## Short exercise
What is the number of lines containing "지정서식"? Give only that number.

Material shown start

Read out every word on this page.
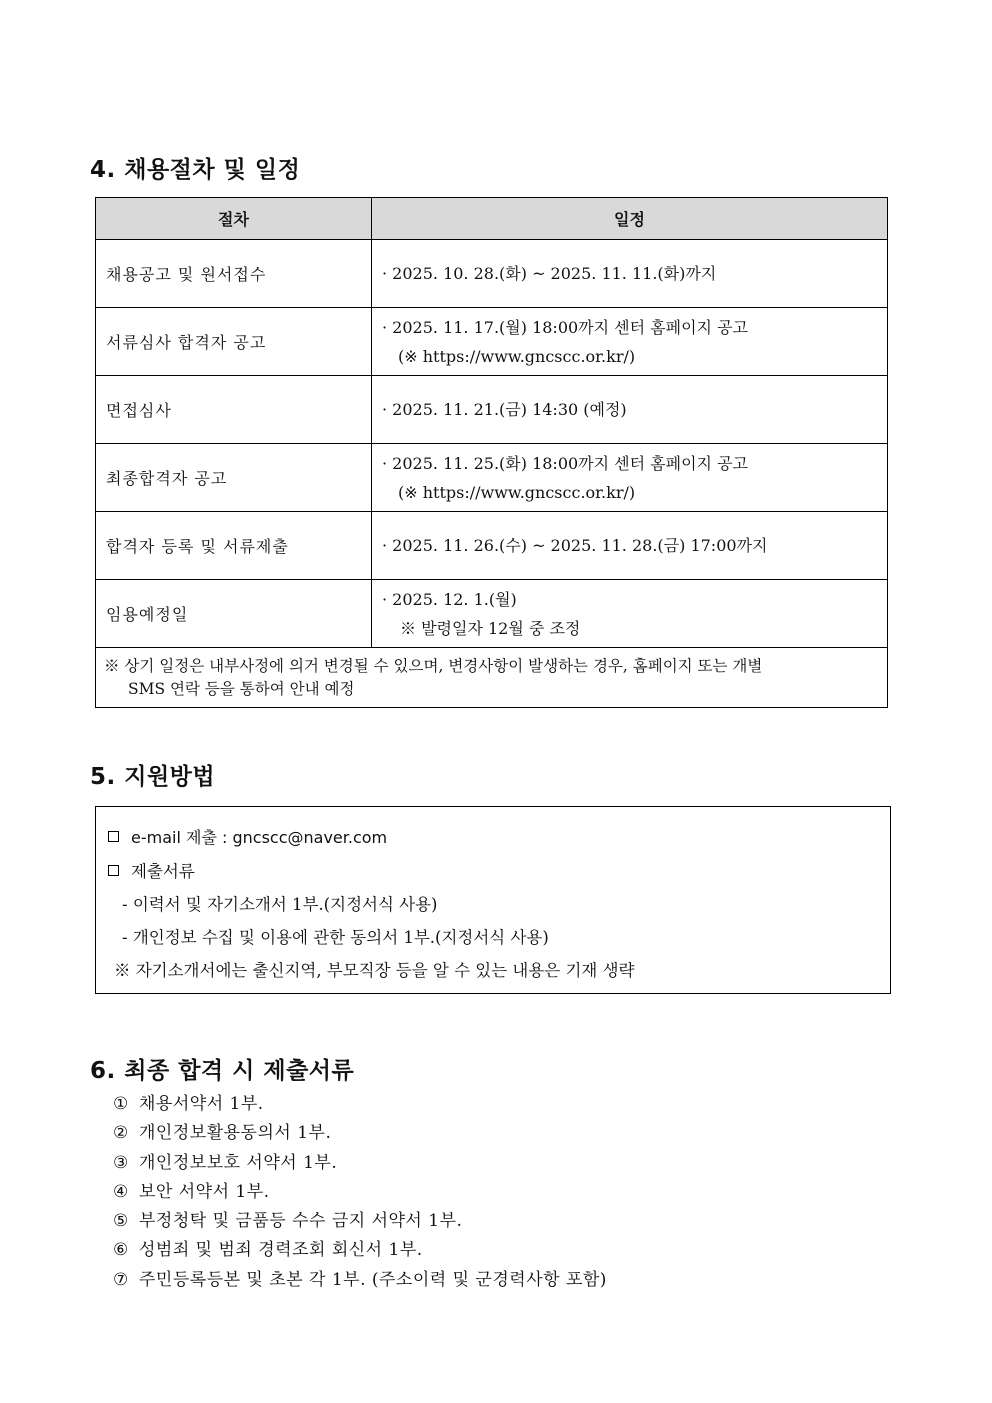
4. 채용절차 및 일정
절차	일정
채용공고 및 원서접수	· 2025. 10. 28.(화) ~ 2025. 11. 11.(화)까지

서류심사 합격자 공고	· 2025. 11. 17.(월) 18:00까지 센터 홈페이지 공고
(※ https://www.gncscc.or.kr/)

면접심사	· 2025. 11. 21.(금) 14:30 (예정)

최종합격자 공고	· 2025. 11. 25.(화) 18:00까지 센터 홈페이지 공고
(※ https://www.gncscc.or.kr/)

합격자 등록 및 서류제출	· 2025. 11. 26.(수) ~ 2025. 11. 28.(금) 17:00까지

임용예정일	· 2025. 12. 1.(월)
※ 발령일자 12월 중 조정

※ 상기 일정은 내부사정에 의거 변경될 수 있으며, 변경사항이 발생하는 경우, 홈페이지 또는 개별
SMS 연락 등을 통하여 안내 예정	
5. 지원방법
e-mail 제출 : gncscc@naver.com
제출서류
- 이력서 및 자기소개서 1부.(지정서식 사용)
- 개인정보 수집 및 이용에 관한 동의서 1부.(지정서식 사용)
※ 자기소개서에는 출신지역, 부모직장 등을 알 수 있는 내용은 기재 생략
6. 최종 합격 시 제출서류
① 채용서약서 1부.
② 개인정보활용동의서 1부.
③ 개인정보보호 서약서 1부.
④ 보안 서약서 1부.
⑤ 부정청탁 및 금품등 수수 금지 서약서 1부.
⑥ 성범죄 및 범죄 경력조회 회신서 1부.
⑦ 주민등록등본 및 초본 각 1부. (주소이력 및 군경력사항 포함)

Material shown end
Material shown start

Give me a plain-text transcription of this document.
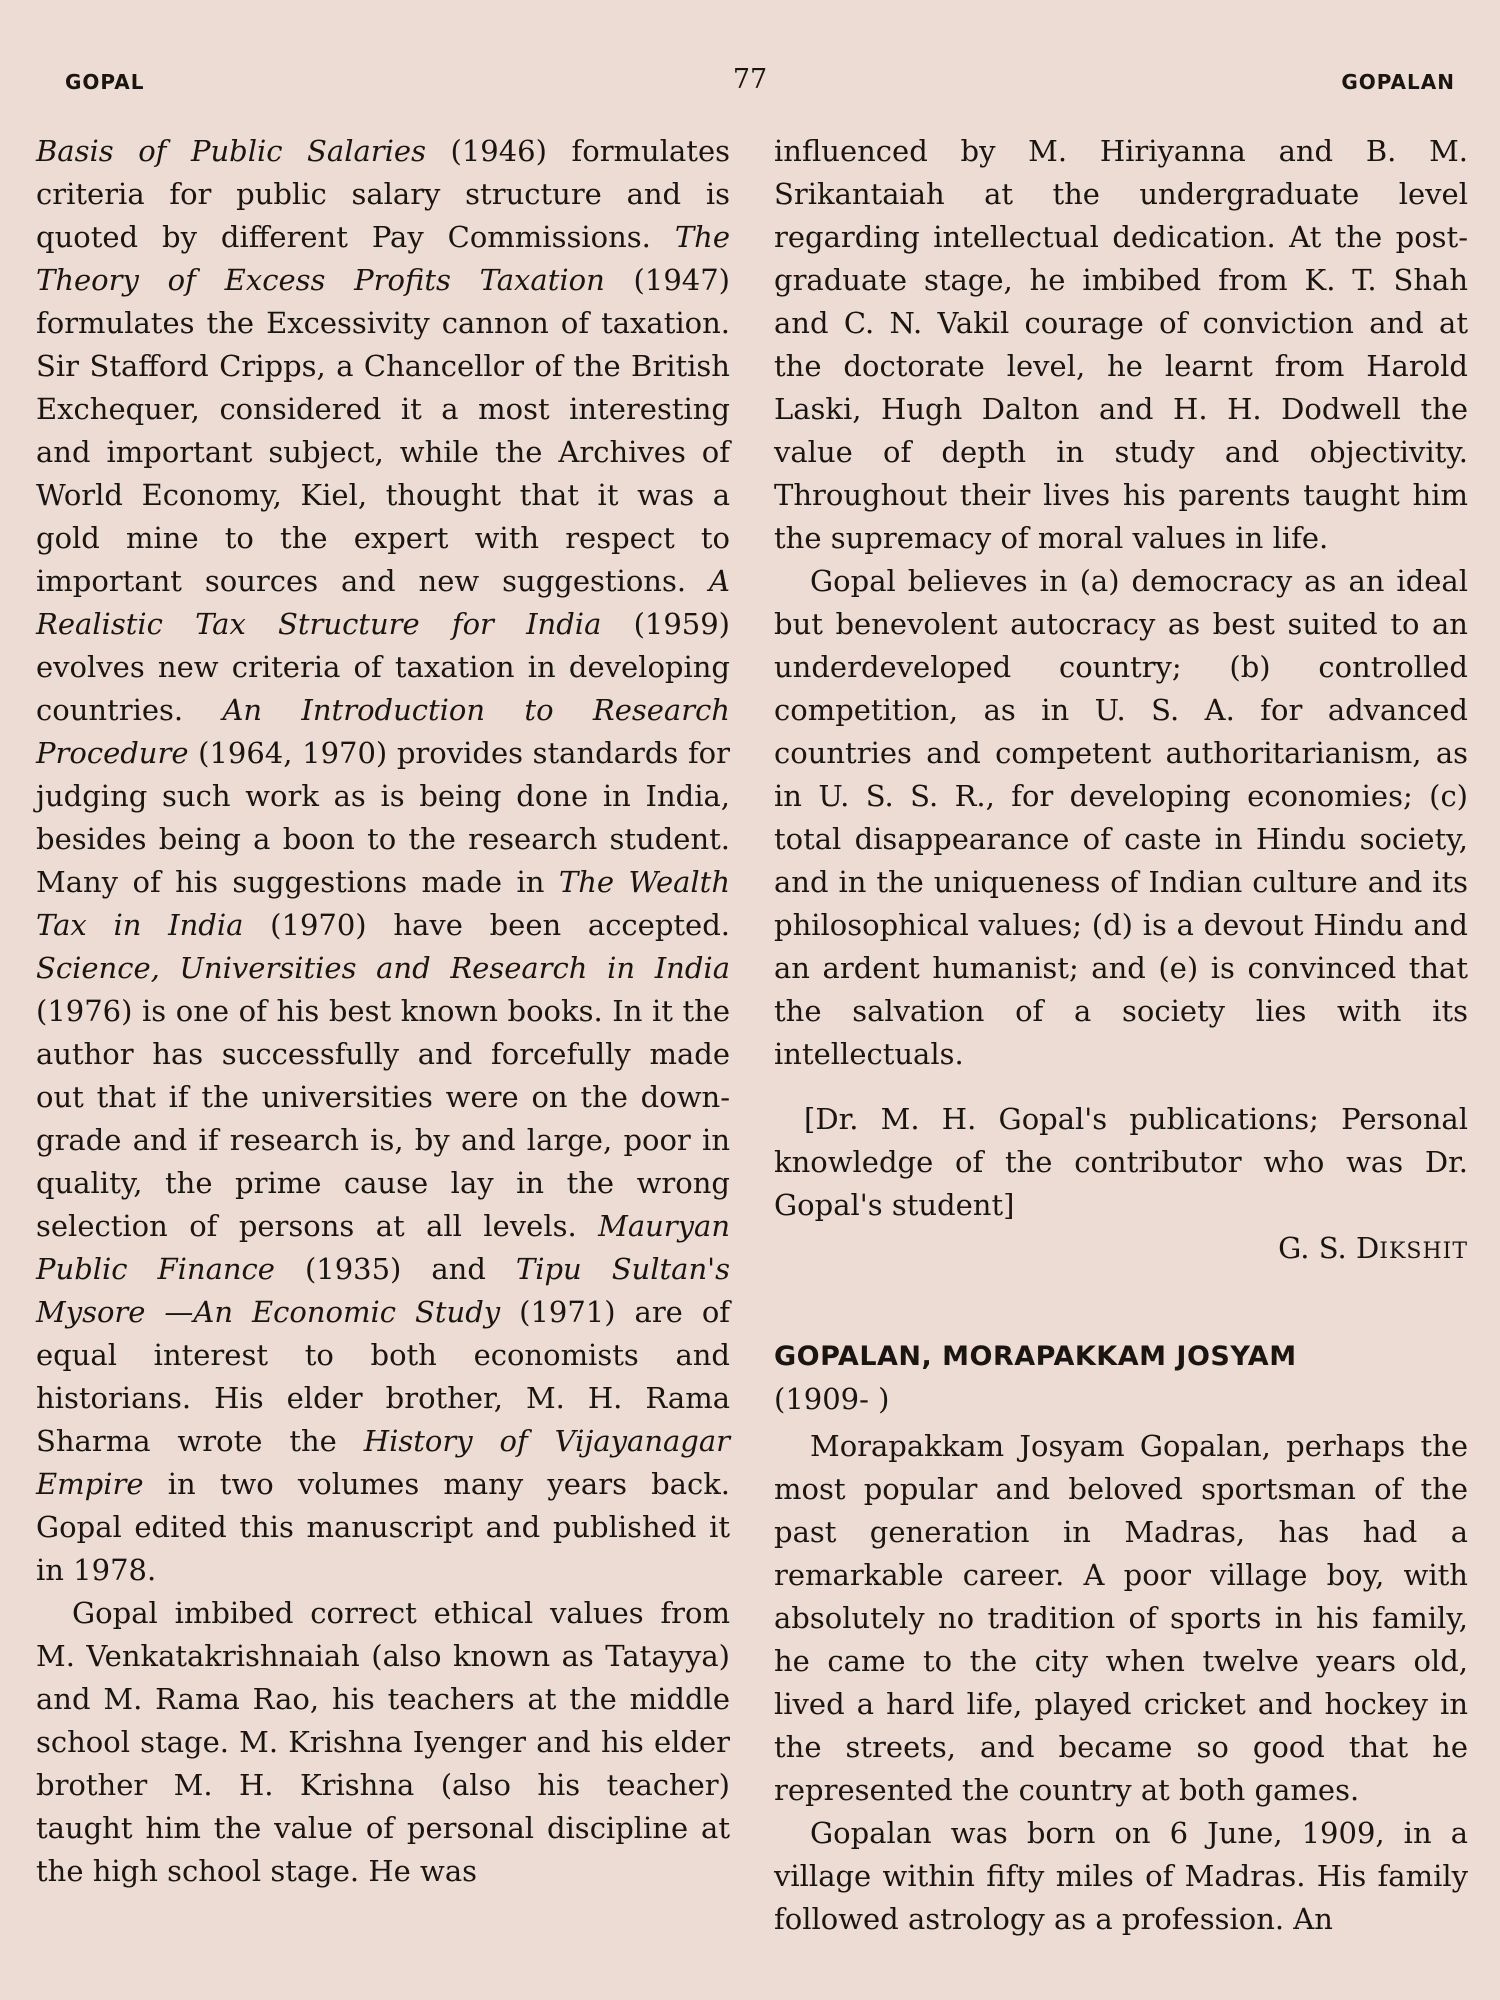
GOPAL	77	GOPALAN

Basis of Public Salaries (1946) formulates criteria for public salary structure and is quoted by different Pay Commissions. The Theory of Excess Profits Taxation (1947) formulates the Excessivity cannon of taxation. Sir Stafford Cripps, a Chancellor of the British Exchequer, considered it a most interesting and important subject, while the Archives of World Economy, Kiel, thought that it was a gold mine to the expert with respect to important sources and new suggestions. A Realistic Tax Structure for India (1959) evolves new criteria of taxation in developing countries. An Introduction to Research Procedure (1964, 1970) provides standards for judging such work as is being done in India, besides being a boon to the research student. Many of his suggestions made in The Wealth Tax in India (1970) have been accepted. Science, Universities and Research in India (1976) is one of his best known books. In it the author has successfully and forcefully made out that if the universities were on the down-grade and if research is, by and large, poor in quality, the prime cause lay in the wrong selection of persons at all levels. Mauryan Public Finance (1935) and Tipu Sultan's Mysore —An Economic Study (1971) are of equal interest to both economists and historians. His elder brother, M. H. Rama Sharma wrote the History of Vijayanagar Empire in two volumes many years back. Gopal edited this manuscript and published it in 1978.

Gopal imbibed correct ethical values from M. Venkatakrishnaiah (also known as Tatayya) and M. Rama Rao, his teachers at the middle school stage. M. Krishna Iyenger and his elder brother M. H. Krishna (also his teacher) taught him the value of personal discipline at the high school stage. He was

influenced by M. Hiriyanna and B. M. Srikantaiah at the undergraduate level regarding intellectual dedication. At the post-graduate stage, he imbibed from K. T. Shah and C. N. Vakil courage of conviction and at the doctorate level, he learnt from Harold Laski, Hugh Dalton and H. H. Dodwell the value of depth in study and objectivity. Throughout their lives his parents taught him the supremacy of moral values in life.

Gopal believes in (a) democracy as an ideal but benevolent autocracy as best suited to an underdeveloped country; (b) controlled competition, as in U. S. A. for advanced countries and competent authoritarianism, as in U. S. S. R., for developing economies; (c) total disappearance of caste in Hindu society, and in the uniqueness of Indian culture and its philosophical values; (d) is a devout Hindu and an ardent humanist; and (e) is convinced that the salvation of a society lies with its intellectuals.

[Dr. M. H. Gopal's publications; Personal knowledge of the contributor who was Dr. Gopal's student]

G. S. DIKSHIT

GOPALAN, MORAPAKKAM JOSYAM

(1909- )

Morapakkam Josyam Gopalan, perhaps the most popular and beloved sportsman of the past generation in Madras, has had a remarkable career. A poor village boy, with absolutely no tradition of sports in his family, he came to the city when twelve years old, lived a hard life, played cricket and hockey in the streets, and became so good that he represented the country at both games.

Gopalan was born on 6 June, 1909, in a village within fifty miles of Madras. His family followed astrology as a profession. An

Material shown end
Material shown start

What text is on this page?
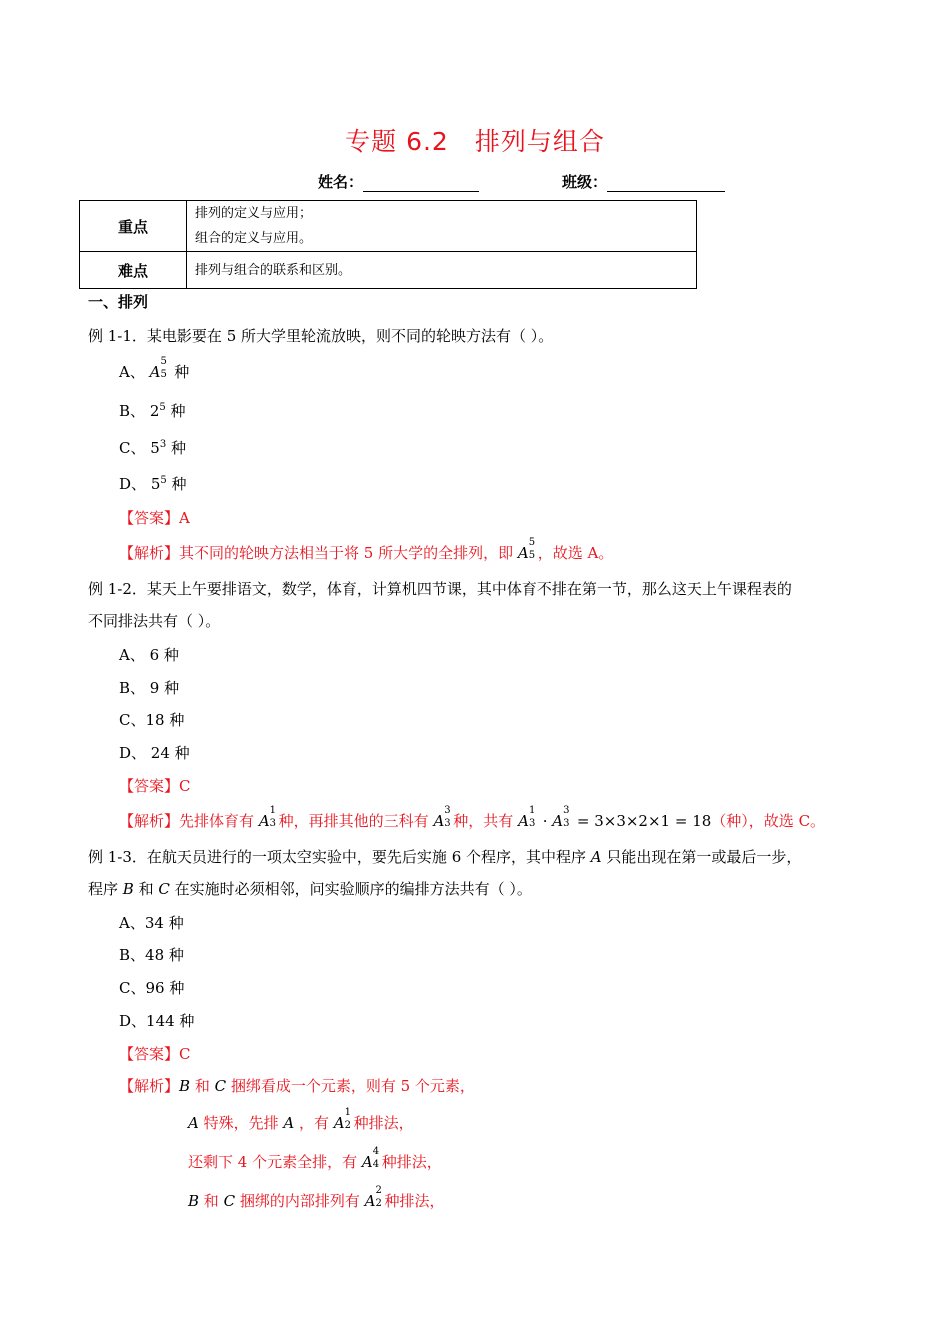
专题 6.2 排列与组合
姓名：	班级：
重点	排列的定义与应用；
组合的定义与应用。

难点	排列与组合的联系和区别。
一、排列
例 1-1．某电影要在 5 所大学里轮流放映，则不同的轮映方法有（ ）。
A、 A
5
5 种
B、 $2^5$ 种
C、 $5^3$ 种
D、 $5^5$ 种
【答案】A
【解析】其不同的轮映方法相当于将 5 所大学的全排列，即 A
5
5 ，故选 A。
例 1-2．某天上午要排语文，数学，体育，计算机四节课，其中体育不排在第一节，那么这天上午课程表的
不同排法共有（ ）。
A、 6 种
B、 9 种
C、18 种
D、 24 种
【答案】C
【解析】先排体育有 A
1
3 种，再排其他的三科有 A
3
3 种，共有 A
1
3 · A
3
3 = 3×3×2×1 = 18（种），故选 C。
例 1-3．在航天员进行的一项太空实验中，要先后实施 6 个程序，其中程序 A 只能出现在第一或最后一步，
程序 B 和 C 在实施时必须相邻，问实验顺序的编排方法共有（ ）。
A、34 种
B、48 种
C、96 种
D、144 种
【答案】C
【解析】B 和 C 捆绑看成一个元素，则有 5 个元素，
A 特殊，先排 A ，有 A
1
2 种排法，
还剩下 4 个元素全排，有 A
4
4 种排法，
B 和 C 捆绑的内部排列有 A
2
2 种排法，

Material shown end

## Result
2